- **OBJECTIVE**: Your task is to transcribe all of the data below exactly, omitting the images.

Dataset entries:
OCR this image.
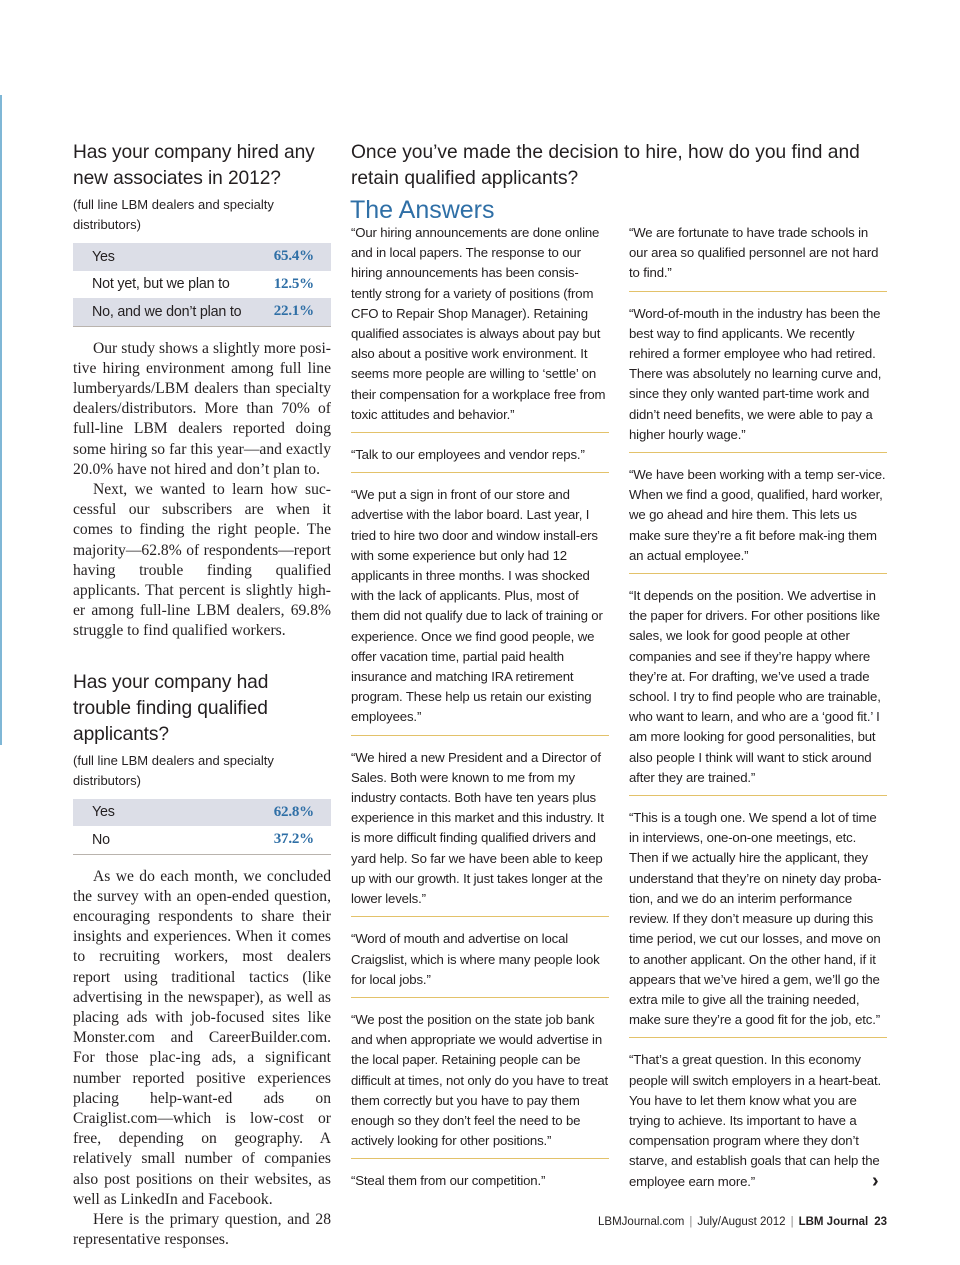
Has your company hired any new associates in 2012?
(full line LBM dealers and specialty distributors)
Yes	65.4%
Not yet, but we plan to	12.5%
No, and we don’t plan to 22.1%

Our study shows a slightly more posi-tive hiring environment among full line lumberyards/LBM dealers than specialty dealers/distributors. More than 70% of full-line LBM dealers reported doing some hiring so far this year—and exactly 20.0% have not hired and don’t plan to.

Next, we wanted to learn how suc-cessful our subscribers are when it comes to finding the right people. The majority—62.8% of respondents—report having trouble finding qualified applicants. That percent is slightly high-er among full-line LBM dealers, 69.8% struggle to find qualified workers.

Has your company had trouble finding qualified applicants?
(full line LBM dealers and specialty distributors)
Yes	62.8%
No	37.2%

As we do each month, we concluded the survey with an open-ended question, encouraging respondents to share their insights and experiences. When it comes to recruiting workers, most dealers report using traditional tactics (like advertising in the newspaper), as well as placing ads with job-focused sites like Monster.com and CareerBuilder.com. For those plac-ing ads, a significant number reported positive experiences placing help-want-ed ads on Craiglist.com—which is low-cost or free, depending on geography. A relatively small number of companies also post positions on their websites, as well as LinkedIn and Facebook.

Here is the primary question, and 28 representative responses.

Once you’ve made the decision to hire, how do you find and retain qualified applicants?
The Answers

“Our hiring announcements are done online and in local papers. The response to our hiring announcements has been consis-tently strong for a variety of positions (from CFO to Repair Shop Manager). Retaining qualified associates is always about pay but also about a positive work environment. It seems more people are willing to ‘settle’ on their compensation for a workplace free from toxic attitudes and behavior.”

“Talk to our employees and vendor reps.”

“We put a sign in front of our store and advertise with the labor board. Last year, I tried to hire two door and window install-ers with some experience but only had 12 applicants in three months. I was shocked with the lack of applicants. Plus, most of them did not qualify due to lack of training or experience. Once we find good people, we offer vacation time, partial paid health insurance and matching IRA retirement program. These help us retain our existing employees.”

“We hired a new President and a Director of Sales. Both were known to me from my industry contacts. Both have ten years plus experience in this market and this industry. It is more difficult finding qualified drivers and yard help. So far we have been able to keep up with our growth. It just takes longer at the lower levels.”

“Word of mouth and advertise on local Craigslist, which is where many people look for local jobs.”

“We post the position on the state job bank and when appropriate we would advertise in the local paper. Retaining people can be difficult at times, not only do you have to treat them correctly but you have to pay them enough so they don’t feel the need to be actively looking for other positions.”

“Steal them from our competition.”

“We are fortunate to have trade schools in our area so qualified personnel are not hard to find.”

“Word-of-mouth in the industry has been the best way to find applicants. We recently rehired a former employee who had retired. There was absolutely no learning curve and, since they only wanted part-time work and didn’t need benefits, we were able to pay a higher hourly wage.”

“We have been working with a temp ser-vice. When we find a good, qualified, hard worker, we go ahead and hire them. This lets us make sure they’re a fit before mak-ing them an actual employee.”

“It depends on the position. We advertise in the paper for drivers. For other positions like sales, we look for good people at other companies and see if they’re happy where they’re at. For drafting, we’ve used a trade school. I try to find people who are trainable, who want to learn, and who are a ‘good fit.’ I am more looking for good personalities, but also people I think will want to stick around after they are trained.”

“This is a tough one. We spend a lot of time in interviews, one-on-one meetings, etc. Then if we actually hire the applicant, they understand that they’re on ninety day proba-tion, and we do an interim performance review. If they don’t measure up during this time period, we cut our losses, and move on to another applicant. On the other hand, if it appears that we’ve hired a gem, we’ll go the extra mile to give all the training needed, make sure they’re a good fit for the job, etc.”

“That’s a great question. In this economy people will switch employers in a heart-beat. You have to let them know what you are trying to achieve. Its important to have a compensation program where they don’t starve, and establish goals that can help the employee earn more.”	›
LBMJournal.com | July/August 2012 | LBM Journal 23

- **WORKED SOLUTION**:
OCR this image.
Has your company hired any new associates in 2012?
(full line LBM dealers and specialty distributors)
Yes	65.4%
Not yet, but we plan to	12.5%
No, and we don’t plan to 22.1%

Our study shows a slightly more posi-tive hiring environment among full line lumberyards/LBM dealers than specialty dealers/distributors. More than 70% of full-line LBM dealers reported doing some hiring so far this year—and exactly 20.0% have not hired and don’t plan to.

Next, we wanted to learn how suc-cessful our subscribers are when it comes to finding the right people. The majority—62.8% of respondents—report having trouble finding qualified applicants. That percent is slightly high-er among full-line LBM dealers, 69.8% struggle to find qualified workers.

Has your company had trouble finding qualified applicants?
(full line LBM dealers and specialty distributors)
Yes	62.8%
No	37.2%

As we do each month, we concluded the survey with an open-ended question, encouraging respondents to share their insights and experiences. When it comes to recruiting workers, most dealers report using traditional tactics (like advertising in the newspaper), as well as placing ads with job-focused sites like Monster.com and CareerBuilder.com. For those plac-ing ads, a significant number reported positive experiences placing help-want-ed ads on Craiglist.com—which is low-cost or free, depending on geography. A relatively small number of companies also post positions on their websites, as well as LinkedIn and Facebook.

Here is the primary question, and 28 representative responses.

Once you’ve made the decision to hire, how do you find and retain qualified applicants?
The Answers

“Our hiring announcements are done online and in local papers. The response to our hiring announcements has been consis-tently strong for a variety of positions (from CFO to Repair Shop Manager). Retaining qualified associates is always about pay but also about a positive work environment. It seems more people are willing to ‘settle’ on their compensation for a workplace free from toxic attitudes and behavior.”

“Talk to our employees and vendor reps.”

“We put a sign in front of our store and advertise with the labor board. Last year, I tried to hire two door and window install-ers with some experience but only had 12 applicants in three months. I was shocked with the lack of applicants. Plus, most of them did not qualify due to lack of training or experience. Once we find good people, we offer vacation time, partial paid health insurance and matching IRA retirement program. These help us retain our existing employees.”

“We hired a new President and a Director of Sales. Both were known to me from my industry contacts. Both have ten years plus experience in this market and this industry. It is more difficult finding qualified drivers and yard help. So far we have been able to keep up with our growth. It just takes longer at the lower levels.”

“Word of mouth and advertise on local Craigslist, which is where many people look for local jobs.”

“We post the position on the state job bank and when appropriate we would advertise in the local paper. Retaining people can be difficult at times, not only do you have to treat them correctly but you have to pay them enough so they don’t feel the need to be actively looking for other positions.”

“Steal them from our competition.”

“We are fortunate to have trade schools in our area so qualified personnel are not hard to find.”

“Word-of-mouth in the industry has been the best way to find applicants. We recently rehired a former employee who had retired. There was absolutely no learning curve and, since they only wanted part-time work and didn’t need benefits, we were able to pay a higher hourly wage.”

“We have been working with a temp ser-vice. When we find a good, qualified, hard worker, we go ahead and hire them. This lets us make sure they’re a fit before mak-ing them an actual employee.”

“It depends on the position. We advertise in the paper for drivers. For other positions like sales, we look for good people at other companies and see if they’re happy where they’re at. For drafting, we’ve used a trade school. I try to find people who are trainable, who want to learn, and who are a ‘good fit.’ I am more looking for good personalities, but also people I think will want to stick around after they are trained.”

“This is a tough one. We spend a lot of time in interviews, one-on-one meetings, etc. Then if we actually hire the applicant, they understand that they’re on ninety day proba-tion, and we do an interim performance review. If they don’t measure up during this time period, we cut our losses, and move on to another applicant. On the other hand, if it appears that we’ve hired a gem, we’ll go the extra mile to give all the training needed, make sure they’re a good fit for the job, etc.”

“That’s a great question. In this economy people will switch employers in a heart-beat. You have to let them know what you are trying to achieve. Its important to have a compensation program where they don’t starve, and establish goals that can help the employee earn more.”	›
LBMJournal.com | July/August 2012 | LBM Journal 23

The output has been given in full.